=== Data listing ===
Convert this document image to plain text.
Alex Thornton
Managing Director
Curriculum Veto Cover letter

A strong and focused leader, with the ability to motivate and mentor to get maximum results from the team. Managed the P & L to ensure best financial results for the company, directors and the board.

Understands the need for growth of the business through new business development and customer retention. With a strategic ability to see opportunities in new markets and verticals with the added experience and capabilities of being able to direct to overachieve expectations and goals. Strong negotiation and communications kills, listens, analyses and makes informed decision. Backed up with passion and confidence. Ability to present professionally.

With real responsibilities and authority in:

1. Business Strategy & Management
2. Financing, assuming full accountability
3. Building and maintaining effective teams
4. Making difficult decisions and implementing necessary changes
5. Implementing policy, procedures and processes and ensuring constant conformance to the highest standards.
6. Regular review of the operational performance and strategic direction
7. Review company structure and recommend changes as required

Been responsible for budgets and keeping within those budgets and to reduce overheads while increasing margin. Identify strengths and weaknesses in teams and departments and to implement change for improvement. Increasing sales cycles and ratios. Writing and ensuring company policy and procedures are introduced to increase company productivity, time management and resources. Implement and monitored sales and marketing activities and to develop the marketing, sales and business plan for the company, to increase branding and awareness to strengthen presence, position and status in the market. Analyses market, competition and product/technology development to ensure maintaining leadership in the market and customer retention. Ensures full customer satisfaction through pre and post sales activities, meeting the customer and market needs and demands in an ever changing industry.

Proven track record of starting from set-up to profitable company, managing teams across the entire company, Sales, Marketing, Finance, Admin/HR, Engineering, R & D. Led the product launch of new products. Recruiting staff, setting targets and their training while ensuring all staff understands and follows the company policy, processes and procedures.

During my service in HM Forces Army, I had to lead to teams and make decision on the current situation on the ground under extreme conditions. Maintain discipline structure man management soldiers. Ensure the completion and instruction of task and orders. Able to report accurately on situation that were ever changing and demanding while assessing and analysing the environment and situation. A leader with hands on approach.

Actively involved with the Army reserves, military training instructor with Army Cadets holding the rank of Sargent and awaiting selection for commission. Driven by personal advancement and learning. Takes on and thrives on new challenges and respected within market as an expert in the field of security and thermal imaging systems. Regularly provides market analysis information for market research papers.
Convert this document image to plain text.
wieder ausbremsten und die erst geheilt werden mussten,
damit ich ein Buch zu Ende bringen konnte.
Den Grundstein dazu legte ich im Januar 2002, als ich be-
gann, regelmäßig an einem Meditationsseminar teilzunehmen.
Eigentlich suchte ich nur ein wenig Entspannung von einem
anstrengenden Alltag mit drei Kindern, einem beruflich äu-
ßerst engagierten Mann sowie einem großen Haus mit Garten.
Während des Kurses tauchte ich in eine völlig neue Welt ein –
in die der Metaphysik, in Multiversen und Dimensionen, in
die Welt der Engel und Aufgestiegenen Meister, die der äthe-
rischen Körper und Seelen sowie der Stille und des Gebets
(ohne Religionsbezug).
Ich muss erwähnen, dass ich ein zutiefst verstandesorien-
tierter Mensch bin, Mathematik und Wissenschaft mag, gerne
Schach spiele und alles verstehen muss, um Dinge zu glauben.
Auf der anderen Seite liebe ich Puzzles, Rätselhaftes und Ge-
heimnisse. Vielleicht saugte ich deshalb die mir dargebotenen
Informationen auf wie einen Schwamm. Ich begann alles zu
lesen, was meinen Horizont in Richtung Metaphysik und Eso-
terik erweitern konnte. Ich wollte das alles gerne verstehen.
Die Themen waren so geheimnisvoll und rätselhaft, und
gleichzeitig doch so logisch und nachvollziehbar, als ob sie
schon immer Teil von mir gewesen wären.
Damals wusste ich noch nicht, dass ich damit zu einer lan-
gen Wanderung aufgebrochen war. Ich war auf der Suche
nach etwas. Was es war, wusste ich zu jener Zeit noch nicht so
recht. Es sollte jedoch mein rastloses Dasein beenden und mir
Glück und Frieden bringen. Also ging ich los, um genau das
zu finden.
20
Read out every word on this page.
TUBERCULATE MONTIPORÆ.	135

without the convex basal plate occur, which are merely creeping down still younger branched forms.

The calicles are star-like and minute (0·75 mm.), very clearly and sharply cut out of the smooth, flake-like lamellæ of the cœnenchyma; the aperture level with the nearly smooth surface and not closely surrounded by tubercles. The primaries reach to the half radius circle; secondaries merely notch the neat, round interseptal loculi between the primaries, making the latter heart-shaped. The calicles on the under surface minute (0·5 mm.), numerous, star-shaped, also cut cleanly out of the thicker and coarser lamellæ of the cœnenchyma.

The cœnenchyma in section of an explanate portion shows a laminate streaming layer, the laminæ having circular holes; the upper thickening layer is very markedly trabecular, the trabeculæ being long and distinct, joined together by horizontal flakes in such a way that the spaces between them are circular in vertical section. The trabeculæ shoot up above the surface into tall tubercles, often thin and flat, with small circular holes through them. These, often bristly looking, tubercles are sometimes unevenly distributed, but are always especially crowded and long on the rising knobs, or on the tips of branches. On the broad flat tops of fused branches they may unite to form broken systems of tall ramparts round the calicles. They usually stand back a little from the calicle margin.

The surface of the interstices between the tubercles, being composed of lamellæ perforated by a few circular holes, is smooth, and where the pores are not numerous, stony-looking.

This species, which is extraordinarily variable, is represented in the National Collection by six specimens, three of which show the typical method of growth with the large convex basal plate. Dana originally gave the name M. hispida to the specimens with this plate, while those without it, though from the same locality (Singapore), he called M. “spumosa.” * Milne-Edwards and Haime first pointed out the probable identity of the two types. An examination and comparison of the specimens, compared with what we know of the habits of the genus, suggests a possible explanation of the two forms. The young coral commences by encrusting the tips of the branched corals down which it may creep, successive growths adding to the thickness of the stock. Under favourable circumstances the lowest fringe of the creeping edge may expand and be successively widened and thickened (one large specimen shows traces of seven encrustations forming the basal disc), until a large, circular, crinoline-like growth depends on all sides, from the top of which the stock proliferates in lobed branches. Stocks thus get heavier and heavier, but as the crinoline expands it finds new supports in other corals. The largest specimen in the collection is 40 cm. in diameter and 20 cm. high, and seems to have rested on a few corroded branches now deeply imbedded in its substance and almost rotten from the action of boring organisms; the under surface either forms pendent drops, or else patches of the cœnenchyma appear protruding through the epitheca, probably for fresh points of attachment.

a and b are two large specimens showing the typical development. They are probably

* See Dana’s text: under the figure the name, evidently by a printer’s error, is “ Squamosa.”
===
**What you are asked to do:**
Using the material above, work out how many lines contain the string "konnte". Give that number alone.

**Answer below:**
2